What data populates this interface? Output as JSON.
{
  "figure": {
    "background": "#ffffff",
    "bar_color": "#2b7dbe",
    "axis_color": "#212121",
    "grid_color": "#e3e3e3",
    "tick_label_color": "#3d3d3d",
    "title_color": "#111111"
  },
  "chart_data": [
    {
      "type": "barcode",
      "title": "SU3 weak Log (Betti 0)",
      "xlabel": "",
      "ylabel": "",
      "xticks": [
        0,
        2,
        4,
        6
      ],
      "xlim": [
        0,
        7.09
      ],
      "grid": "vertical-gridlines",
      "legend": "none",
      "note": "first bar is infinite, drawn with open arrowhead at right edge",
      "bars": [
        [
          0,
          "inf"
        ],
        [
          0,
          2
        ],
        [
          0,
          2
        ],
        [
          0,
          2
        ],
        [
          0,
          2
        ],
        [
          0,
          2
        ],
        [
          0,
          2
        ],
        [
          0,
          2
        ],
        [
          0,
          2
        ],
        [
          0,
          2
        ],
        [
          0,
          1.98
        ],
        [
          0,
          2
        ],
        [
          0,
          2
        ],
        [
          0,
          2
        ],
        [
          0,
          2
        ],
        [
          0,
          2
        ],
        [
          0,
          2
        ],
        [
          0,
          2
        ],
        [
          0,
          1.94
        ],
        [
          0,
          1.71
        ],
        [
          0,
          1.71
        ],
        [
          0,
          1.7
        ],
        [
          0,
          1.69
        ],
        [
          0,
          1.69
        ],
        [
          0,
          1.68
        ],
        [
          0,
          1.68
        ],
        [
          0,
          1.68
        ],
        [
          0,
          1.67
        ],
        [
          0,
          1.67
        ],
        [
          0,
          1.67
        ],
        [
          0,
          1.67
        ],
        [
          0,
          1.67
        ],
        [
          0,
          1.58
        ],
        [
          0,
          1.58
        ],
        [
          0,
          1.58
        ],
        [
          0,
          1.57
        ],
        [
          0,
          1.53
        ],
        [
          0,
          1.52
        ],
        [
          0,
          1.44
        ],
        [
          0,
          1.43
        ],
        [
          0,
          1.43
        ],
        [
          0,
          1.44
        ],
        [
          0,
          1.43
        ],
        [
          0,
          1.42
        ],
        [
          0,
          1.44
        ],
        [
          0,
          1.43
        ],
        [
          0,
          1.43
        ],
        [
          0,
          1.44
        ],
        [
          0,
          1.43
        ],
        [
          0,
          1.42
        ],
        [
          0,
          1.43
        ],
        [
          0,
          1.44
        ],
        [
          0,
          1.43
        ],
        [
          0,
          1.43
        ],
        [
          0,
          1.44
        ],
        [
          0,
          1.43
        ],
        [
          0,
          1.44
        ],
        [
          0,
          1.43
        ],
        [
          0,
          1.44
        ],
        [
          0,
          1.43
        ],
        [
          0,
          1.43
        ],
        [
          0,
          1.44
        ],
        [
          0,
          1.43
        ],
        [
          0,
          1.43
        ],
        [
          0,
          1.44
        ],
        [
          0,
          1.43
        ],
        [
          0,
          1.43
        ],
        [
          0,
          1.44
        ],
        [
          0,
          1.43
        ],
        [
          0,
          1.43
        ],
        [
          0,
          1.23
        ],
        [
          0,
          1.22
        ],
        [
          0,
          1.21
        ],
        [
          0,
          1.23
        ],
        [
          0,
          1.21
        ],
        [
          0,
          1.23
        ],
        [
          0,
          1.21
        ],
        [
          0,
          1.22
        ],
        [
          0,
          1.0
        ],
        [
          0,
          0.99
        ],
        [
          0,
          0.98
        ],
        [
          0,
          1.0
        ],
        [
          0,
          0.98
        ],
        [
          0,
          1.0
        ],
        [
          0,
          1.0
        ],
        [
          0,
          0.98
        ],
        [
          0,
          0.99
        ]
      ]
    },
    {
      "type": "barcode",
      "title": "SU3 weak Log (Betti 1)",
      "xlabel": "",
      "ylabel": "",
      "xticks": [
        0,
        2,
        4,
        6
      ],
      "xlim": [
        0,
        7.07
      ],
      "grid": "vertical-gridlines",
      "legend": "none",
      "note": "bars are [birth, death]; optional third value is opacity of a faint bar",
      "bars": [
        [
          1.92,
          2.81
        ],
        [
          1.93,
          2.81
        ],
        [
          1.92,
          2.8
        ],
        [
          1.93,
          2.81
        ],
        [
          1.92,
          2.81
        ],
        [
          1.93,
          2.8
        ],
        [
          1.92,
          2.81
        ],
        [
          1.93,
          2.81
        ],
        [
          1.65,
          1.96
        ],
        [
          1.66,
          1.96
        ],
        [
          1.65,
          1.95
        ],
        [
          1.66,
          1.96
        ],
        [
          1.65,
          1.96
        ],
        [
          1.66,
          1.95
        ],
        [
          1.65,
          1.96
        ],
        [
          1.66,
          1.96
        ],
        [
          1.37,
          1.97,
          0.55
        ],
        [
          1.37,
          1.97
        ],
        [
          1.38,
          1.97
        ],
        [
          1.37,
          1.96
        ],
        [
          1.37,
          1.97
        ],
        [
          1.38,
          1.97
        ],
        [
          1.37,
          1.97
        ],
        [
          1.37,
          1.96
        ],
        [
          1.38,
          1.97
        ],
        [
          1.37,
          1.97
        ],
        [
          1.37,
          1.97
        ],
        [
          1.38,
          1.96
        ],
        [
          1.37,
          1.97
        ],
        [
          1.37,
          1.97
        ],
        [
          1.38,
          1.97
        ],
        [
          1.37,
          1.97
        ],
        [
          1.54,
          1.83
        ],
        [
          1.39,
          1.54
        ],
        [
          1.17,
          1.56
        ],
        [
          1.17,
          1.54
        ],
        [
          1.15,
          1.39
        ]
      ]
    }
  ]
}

---------------

Pick out every line with the string "weak" and copy it.

      "title": "SU3 weak Log (Betti 0)",
      "title": "SU3 weak Log (Betti 1)",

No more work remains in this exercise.